▸ Written exercise: What is the number of lines containing the string "JSON"? Answer with the number only.

(Dataset entries)
__________________________________________________

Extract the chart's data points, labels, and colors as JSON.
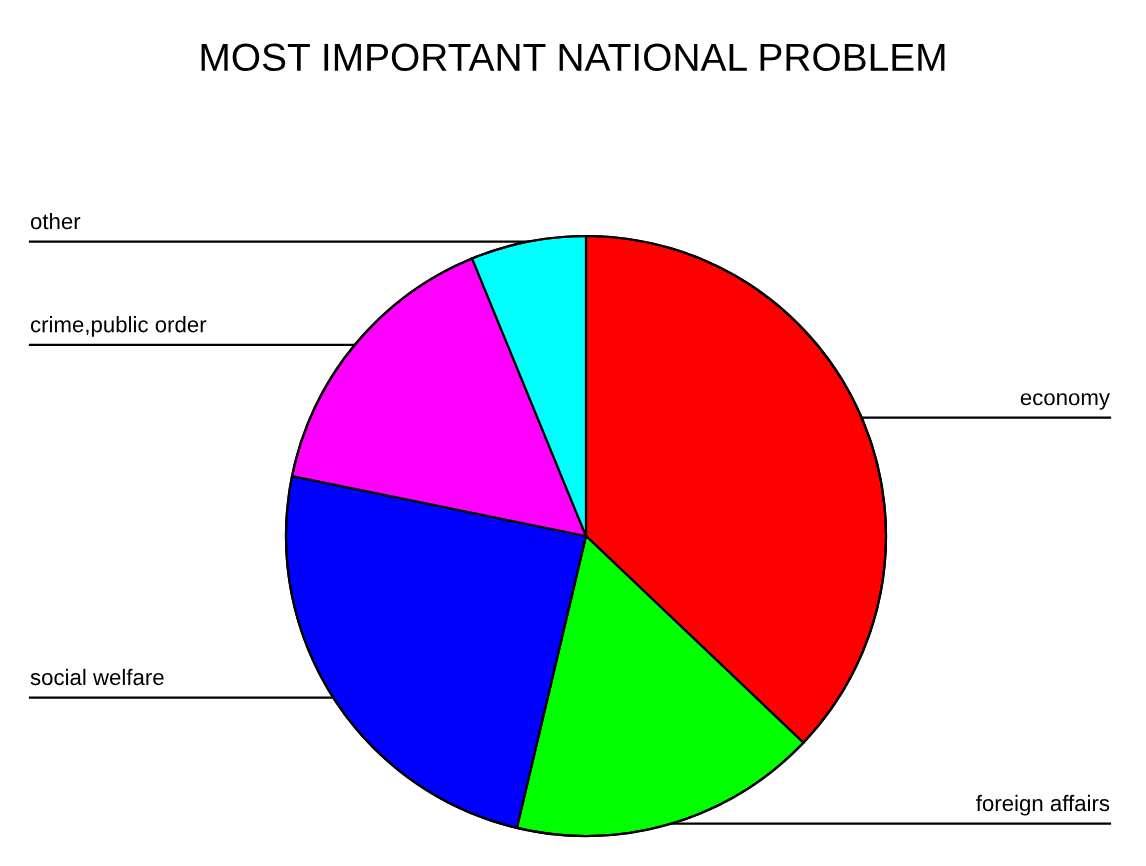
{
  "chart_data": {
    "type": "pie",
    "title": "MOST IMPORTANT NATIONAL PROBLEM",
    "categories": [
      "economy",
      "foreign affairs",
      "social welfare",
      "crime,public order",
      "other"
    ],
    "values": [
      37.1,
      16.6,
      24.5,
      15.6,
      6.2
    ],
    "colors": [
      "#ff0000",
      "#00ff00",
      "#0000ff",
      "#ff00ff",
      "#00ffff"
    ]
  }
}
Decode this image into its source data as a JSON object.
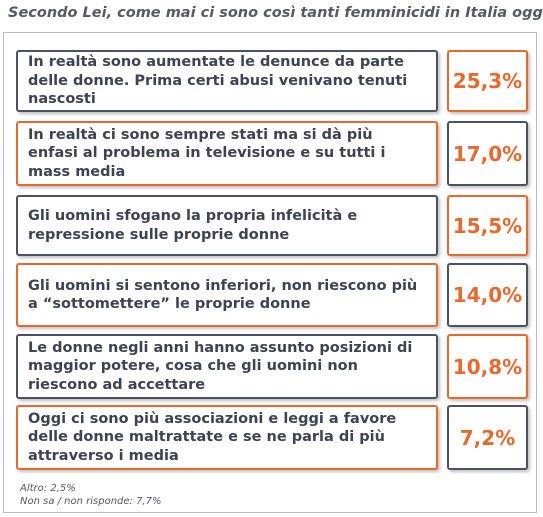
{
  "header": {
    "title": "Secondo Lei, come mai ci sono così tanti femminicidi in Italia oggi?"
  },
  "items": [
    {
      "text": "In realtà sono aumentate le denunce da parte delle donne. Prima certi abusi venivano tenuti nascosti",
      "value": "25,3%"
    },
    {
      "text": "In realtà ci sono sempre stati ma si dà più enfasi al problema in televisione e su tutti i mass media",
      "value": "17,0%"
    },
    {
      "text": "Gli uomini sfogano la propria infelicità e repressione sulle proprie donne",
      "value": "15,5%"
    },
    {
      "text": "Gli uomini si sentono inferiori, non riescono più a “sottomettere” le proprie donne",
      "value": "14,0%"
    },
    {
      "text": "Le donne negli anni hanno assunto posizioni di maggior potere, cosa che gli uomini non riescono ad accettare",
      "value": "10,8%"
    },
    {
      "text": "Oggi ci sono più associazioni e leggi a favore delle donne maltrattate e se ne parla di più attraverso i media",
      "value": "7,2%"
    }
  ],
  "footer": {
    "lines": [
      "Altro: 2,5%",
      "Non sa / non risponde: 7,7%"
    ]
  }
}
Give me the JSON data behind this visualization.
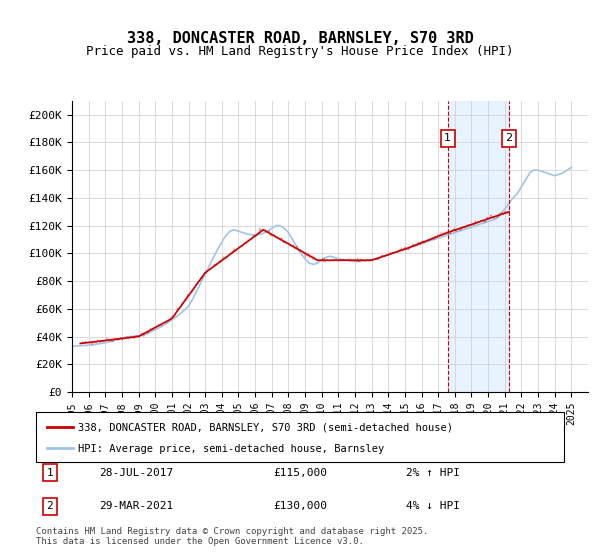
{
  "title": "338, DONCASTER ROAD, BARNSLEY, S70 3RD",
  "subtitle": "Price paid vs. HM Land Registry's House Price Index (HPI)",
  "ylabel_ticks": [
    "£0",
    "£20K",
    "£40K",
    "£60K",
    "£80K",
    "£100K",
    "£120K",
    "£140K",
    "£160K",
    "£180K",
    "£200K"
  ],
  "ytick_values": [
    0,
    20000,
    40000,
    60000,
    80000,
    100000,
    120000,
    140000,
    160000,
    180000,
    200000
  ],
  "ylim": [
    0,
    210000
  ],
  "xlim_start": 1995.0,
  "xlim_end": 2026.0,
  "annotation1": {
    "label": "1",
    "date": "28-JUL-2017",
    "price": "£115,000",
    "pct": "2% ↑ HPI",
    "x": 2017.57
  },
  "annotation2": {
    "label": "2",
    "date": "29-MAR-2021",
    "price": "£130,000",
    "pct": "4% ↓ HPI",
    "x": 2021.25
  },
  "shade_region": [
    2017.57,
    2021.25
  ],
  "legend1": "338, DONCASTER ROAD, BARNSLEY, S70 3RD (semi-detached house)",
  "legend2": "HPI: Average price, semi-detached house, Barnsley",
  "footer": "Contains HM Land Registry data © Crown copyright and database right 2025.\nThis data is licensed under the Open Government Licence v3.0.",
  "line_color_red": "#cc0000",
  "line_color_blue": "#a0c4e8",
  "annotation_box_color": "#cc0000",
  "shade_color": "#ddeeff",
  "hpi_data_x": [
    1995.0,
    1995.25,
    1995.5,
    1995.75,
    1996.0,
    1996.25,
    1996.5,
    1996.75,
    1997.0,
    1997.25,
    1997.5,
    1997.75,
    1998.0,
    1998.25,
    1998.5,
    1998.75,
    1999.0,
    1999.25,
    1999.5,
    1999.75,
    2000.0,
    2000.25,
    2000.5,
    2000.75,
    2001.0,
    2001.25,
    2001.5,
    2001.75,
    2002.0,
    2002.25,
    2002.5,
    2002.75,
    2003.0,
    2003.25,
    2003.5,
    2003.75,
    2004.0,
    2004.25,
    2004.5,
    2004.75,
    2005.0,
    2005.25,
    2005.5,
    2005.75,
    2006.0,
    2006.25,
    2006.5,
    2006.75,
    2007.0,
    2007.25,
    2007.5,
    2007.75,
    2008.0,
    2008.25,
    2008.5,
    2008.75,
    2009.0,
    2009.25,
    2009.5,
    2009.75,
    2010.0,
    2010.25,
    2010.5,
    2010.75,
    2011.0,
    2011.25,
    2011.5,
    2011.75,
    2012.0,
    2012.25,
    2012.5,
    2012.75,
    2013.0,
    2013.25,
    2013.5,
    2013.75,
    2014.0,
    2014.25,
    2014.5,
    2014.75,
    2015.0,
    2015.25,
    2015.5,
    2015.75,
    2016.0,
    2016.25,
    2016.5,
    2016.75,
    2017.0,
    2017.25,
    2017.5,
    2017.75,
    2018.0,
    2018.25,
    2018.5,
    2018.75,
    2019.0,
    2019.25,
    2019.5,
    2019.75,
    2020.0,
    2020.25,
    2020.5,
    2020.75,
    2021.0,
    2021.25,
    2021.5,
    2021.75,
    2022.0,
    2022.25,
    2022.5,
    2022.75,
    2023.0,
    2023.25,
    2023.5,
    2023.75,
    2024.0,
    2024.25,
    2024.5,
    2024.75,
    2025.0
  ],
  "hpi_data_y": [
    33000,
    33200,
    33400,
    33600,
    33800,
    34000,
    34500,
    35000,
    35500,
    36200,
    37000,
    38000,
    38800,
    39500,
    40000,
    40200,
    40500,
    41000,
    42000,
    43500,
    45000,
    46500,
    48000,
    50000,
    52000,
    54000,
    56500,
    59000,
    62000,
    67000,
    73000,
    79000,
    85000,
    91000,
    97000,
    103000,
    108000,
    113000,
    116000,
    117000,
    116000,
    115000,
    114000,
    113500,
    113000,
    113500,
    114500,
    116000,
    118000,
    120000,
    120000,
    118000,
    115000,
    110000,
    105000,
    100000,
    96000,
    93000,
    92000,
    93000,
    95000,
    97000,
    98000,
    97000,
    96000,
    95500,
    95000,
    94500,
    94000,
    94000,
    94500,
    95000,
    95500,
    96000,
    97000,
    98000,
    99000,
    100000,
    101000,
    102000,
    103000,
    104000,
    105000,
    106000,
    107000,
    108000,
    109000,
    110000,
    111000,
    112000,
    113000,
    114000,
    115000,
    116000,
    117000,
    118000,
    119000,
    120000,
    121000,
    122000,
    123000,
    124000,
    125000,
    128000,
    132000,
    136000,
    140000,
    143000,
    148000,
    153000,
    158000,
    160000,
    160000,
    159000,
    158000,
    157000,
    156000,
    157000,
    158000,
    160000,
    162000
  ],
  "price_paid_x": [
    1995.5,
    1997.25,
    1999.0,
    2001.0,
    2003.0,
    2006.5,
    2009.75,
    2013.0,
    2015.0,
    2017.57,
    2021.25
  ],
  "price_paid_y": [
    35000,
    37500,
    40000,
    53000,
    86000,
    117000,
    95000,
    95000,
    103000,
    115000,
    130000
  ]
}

__________________________________________________

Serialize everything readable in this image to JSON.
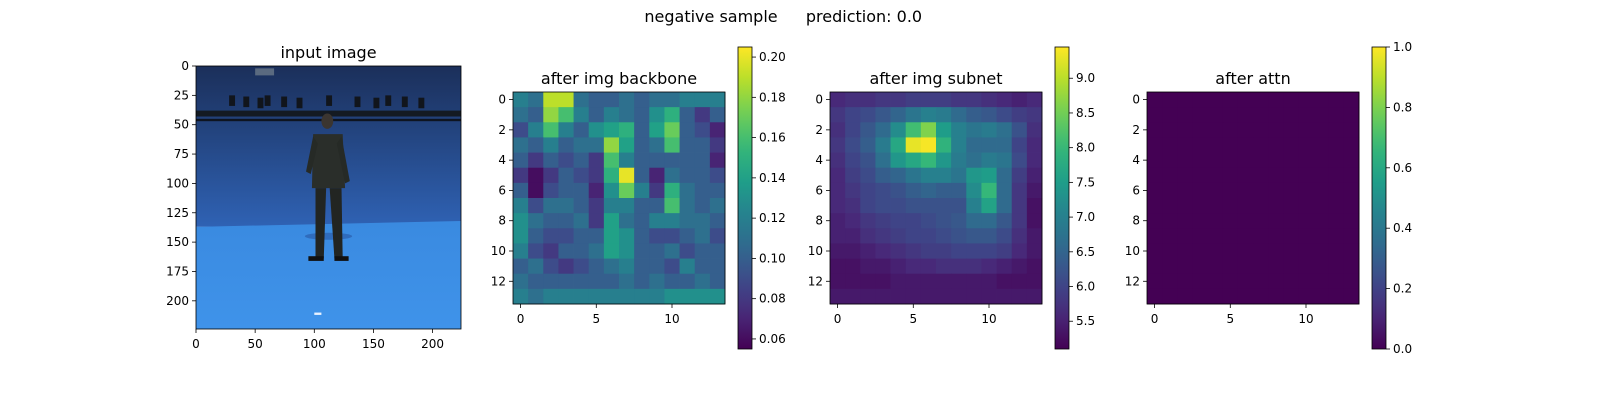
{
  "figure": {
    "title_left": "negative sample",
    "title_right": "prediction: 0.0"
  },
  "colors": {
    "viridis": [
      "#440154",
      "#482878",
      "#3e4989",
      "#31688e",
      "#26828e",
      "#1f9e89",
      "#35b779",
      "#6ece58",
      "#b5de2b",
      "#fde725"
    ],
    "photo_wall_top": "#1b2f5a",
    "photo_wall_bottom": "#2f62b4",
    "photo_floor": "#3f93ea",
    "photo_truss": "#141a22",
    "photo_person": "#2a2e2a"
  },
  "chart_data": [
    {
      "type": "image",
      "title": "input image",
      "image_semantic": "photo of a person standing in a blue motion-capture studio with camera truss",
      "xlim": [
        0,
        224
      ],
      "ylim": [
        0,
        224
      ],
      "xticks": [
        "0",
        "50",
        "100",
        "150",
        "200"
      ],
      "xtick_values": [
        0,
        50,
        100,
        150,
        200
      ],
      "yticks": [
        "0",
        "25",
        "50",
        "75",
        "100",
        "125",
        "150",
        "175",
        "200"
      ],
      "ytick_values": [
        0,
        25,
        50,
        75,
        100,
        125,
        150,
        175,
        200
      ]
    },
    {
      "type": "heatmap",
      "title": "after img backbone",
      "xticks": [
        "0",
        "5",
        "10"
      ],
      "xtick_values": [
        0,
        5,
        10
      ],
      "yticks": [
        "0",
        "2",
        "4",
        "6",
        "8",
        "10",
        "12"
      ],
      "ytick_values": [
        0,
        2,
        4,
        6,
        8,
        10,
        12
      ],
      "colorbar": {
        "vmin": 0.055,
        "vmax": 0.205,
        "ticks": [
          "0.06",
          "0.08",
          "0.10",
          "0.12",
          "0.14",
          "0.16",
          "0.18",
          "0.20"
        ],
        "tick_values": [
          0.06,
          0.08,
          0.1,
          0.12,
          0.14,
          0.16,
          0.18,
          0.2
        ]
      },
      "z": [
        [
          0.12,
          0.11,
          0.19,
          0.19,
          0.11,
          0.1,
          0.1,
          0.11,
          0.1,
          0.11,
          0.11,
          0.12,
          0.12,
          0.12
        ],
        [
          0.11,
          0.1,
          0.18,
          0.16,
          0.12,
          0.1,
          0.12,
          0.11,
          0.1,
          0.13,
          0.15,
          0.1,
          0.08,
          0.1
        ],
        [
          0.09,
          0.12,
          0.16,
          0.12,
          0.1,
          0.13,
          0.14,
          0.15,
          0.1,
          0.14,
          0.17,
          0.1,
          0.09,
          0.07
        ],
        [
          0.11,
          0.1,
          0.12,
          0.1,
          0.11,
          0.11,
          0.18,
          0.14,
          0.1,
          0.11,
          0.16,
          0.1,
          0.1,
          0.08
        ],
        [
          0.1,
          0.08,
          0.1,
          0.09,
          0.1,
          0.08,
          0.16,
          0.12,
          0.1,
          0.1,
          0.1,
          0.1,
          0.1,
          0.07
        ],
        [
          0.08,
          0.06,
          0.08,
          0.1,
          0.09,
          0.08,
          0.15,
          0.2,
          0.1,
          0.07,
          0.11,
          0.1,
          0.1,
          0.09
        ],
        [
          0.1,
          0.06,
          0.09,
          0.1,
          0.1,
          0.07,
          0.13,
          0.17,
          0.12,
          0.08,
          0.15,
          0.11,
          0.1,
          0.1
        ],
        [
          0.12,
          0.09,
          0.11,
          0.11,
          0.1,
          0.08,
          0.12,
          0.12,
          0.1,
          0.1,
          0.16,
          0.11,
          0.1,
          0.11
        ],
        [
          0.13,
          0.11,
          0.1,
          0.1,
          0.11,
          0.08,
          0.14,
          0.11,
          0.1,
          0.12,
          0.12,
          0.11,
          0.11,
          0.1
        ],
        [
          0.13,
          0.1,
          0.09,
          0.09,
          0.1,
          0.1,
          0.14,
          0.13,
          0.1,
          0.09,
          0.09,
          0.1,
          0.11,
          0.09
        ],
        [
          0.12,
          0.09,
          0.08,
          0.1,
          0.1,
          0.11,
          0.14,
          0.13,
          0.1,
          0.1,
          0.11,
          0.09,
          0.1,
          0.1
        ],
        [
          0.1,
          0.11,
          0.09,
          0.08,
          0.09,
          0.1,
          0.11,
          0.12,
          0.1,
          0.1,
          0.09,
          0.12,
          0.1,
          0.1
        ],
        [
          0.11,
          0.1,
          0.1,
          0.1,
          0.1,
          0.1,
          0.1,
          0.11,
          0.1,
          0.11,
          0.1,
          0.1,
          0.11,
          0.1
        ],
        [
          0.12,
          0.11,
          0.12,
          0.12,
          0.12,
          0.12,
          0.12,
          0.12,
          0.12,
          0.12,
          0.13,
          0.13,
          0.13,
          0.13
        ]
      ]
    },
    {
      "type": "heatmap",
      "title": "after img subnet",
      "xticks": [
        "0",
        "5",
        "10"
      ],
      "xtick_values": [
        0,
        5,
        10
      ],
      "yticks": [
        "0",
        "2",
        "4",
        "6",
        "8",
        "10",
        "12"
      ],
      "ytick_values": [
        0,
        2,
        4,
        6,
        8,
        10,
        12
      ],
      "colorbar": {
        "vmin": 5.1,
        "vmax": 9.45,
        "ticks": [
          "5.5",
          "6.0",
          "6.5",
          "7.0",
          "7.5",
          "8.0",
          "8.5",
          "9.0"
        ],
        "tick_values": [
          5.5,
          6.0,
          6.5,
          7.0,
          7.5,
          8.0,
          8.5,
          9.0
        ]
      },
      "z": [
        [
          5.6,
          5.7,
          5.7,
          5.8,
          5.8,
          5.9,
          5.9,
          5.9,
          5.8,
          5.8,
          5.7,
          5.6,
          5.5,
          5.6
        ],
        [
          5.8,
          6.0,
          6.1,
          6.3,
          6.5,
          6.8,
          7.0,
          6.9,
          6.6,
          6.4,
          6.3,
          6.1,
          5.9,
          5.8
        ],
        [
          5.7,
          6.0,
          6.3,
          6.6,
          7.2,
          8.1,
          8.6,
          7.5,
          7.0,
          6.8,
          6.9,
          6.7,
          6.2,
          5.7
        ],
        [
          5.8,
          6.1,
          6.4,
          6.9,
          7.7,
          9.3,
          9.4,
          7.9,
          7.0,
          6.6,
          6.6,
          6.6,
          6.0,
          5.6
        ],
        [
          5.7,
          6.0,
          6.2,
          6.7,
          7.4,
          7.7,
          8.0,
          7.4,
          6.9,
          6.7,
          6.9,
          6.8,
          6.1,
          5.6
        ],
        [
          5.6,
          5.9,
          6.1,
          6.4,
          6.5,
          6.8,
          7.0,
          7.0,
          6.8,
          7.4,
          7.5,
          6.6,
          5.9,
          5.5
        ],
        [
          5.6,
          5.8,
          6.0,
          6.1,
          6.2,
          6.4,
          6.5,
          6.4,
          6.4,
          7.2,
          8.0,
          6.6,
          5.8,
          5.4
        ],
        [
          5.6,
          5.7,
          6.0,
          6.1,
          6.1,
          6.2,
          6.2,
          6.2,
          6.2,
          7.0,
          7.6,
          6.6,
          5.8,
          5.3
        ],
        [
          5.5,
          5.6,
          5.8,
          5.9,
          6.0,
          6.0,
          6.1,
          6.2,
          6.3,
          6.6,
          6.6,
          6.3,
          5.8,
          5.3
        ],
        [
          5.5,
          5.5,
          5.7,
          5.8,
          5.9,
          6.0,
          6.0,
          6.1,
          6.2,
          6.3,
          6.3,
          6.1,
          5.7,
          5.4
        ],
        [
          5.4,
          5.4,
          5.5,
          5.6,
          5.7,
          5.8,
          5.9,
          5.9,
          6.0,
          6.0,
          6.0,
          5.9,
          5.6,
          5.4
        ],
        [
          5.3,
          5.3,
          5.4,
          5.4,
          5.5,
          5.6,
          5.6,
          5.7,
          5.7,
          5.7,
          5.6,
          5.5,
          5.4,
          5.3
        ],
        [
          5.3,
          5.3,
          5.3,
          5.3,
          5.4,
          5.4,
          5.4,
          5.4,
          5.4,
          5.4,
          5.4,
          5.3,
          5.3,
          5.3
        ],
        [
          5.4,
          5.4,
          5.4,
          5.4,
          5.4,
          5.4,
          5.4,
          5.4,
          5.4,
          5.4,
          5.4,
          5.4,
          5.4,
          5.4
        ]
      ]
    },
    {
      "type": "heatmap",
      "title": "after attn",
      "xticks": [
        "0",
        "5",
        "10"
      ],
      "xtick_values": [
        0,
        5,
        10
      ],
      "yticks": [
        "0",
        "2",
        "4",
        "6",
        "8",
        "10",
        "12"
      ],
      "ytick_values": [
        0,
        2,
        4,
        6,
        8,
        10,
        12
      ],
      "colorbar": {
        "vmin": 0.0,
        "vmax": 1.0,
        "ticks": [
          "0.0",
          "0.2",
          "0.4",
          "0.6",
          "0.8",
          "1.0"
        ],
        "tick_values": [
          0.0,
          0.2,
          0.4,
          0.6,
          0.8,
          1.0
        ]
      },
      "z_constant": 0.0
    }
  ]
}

__________________________________________________

▸ Expected answer: 4